__GIVEN TASK__: Output the stretch of rows from the very first line through the line containing "y-tick-label: -80 bbox=[46, 411, 66, 427]", reproducing each line verbatim.

Element region listings
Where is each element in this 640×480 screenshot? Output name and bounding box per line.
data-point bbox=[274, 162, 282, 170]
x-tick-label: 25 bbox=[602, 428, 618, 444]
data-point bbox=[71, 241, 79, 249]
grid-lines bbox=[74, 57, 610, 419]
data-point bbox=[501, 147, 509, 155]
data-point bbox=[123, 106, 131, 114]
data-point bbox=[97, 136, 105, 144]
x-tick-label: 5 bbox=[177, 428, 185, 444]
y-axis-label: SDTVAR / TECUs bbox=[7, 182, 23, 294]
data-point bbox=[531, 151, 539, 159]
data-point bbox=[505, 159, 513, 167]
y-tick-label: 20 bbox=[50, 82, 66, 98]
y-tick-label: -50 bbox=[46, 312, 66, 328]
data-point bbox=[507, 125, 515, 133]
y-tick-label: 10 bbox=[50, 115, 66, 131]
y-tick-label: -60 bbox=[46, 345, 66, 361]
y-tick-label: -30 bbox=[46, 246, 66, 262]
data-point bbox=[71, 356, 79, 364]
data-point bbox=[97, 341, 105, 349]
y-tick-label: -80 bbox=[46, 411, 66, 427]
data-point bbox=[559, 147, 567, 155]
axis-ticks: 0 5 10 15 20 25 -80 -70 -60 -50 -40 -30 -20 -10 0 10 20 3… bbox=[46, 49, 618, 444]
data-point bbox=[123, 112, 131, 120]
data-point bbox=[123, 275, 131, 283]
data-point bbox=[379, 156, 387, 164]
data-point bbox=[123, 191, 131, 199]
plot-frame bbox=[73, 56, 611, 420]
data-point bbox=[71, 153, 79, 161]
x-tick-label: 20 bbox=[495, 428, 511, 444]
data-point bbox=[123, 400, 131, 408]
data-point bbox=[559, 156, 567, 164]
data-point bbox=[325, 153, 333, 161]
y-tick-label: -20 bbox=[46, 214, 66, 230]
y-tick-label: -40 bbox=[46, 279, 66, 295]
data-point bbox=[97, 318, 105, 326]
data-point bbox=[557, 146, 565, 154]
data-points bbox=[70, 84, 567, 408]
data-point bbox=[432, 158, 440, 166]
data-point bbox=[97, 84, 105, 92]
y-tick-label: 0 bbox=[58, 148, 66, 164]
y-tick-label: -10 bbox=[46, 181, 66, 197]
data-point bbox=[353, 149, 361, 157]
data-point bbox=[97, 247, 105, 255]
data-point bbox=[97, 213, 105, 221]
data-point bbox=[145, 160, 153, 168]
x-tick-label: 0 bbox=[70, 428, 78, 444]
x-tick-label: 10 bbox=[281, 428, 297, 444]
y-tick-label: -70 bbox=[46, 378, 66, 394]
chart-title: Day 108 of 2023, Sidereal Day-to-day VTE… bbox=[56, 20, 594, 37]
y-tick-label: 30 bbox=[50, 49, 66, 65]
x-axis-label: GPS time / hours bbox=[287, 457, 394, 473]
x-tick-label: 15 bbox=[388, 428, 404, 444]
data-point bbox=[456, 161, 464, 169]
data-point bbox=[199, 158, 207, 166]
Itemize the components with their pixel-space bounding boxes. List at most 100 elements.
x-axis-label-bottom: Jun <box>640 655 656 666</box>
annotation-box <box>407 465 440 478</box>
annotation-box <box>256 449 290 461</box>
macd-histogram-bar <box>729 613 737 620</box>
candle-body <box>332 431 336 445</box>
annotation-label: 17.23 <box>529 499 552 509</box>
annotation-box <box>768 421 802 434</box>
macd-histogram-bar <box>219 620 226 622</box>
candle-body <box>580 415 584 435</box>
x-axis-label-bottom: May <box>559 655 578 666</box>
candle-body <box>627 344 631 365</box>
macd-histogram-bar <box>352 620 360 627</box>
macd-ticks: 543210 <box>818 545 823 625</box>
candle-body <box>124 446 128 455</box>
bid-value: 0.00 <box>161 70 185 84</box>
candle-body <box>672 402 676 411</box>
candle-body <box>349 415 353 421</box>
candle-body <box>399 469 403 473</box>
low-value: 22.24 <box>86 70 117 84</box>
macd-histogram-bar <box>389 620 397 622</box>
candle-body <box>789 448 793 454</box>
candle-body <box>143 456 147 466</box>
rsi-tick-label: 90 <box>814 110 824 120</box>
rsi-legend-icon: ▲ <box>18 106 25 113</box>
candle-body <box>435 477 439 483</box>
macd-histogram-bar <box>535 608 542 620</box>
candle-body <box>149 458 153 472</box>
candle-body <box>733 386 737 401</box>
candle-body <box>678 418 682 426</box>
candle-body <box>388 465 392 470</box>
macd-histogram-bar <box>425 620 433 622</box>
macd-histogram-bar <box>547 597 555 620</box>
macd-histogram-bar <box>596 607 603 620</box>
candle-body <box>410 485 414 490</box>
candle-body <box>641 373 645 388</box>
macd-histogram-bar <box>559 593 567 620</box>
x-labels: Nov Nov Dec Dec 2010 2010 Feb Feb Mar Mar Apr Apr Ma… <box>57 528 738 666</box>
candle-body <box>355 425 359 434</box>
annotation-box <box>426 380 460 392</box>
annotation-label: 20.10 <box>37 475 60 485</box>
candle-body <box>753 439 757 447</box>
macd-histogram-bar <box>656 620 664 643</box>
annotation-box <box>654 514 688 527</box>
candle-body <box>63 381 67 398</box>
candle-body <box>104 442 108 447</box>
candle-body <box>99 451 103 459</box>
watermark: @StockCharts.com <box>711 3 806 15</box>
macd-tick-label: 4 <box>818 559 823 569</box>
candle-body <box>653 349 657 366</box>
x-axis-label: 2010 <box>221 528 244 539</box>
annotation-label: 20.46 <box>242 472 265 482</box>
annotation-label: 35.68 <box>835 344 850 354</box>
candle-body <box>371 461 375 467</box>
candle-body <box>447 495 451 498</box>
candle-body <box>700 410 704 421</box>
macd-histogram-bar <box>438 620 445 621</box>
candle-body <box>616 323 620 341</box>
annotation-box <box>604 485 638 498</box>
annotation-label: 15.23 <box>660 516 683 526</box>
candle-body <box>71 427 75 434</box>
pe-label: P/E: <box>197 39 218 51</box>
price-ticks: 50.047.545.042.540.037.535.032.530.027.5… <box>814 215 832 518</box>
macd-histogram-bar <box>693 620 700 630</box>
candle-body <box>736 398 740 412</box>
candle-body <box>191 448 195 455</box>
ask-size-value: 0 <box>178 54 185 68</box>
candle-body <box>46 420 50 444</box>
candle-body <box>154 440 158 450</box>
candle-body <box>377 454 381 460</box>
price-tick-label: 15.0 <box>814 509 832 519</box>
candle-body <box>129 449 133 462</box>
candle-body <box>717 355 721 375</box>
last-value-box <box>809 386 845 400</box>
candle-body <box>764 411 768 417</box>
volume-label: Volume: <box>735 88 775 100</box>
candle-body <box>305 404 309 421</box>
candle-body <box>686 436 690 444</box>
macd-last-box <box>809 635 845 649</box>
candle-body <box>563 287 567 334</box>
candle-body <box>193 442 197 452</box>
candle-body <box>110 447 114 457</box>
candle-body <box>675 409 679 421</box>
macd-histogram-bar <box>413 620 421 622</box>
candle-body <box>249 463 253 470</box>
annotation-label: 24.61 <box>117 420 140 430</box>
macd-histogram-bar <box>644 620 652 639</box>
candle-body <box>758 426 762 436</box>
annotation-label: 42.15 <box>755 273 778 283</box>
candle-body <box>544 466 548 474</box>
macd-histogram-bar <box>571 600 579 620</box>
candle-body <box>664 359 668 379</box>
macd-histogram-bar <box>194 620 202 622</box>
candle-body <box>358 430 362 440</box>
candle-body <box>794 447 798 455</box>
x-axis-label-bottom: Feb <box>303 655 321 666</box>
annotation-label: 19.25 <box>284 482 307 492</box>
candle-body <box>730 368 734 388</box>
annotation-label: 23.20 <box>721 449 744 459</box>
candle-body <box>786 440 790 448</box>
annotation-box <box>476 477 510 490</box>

__FINISHED EXERCISE__:
Where is each element in this 640×480 screenshot? Output name and bounding box per line.
data-point bbox=[274, 162, 282, 170]
x-tick-label: 25 bbox=[602, 428, 618, 444]
data-point bbox=[71, 241, 79, 249]
grid-lines bbox=[74, 57, 610, 419]
data-point bbox=[501, 147, 509, 155]
data-point bbox=[123, 106, 131, 114]
data-point bbox=[97, 136, 105, 144]
x-tick-label: 5 bbox=[177, 428, 185, 444]
y-axis-label: SDTVAR / TECUs bbox=[7, 182, 23, 294]
data-point bbox=[531, 151, 539, 159]
data-point bbox=[505, 159, 513, 167]
y-tick-label: 20 bbox=[50, 82, 66, 98]
y-tick-label: -50 bbox=[46, 312, 66, 328]
data-point bbox=[507, 125, 515, 133]
y-tick-label: 10 bbox=[50, 115, 66, 131]
y-tick-label: -60 bbox=[46, 345, 66, 361]
y-tick-label: -30 bbox=[46, 246, 66, 262]
data-point bbox=[71, 356, 79, 364]
data-point bbox=[97, 341, 105, 349]
y-tick-label: -80 bbox=[46, 411, 66, 427]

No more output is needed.